[Dataset entries]
§
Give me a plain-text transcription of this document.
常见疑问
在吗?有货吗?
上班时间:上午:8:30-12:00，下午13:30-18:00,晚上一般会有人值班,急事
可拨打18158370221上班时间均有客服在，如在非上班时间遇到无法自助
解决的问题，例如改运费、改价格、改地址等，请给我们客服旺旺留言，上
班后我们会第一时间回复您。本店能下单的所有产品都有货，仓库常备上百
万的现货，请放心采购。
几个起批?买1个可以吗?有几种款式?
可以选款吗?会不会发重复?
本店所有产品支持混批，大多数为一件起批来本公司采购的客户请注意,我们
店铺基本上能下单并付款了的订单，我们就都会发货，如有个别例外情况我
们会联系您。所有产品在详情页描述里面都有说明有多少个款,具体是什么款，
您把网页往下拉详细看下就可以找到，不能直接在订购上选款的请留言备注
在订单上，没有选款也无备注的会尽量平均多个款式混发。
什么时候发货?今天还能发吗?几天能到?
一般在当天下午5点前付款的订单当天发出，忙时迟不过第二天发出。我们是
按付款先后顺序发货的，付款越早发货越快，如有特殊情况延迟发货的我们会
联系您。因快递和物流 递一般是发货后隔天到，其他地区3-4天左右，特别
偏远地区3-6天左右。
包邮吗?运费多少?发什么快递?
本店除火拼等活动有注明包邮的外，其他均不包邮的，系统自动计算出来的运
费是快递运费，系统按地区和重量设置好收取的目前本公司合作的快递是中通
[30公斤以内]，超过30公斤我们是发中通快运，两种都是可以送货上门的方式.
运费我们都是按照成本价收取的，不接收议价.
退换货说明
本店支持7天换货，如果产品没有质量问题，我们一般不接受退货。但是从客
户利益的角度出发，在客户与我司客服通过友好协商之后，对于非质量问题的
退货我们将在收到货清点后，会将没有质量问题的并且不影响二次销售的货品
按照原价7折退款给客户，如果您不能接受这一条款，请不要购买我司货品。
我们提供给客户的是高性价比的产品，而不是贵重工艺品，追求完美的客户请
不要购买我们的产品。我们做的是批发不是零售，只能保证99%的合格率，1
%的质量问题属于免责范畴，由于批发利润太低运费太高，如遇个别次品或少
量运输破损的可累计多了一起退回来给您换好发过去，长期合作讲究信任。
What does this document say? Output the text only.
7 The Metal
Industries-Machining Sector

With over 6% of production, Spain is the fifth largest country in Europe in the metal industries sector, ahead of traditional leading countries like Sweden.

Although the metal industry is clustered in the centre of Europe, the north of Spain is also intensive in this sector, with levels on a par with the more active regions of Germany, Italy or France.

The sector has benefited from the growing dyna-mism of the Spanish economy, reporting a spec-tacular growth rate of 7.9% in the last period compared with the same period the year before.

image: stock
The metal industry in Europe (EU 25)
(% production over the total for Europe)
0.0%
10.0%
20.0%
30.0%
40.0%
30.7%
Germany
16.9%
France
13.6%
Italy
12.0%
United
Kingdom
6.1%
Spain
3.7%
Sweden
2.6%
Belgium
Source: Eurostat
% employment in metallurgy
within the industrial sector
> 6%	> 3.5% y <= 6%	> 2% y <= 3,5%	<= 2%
§
## [WORK TO DO]
Copy every line of the listing that contains the word "production".

## [EXERCISE SOLUTION]
With over 6% of production, Spain is the fifth largest country in Europe in the metal industries sector, ahead of traditional leading countries like Sweden.
(% production over the total for Europe)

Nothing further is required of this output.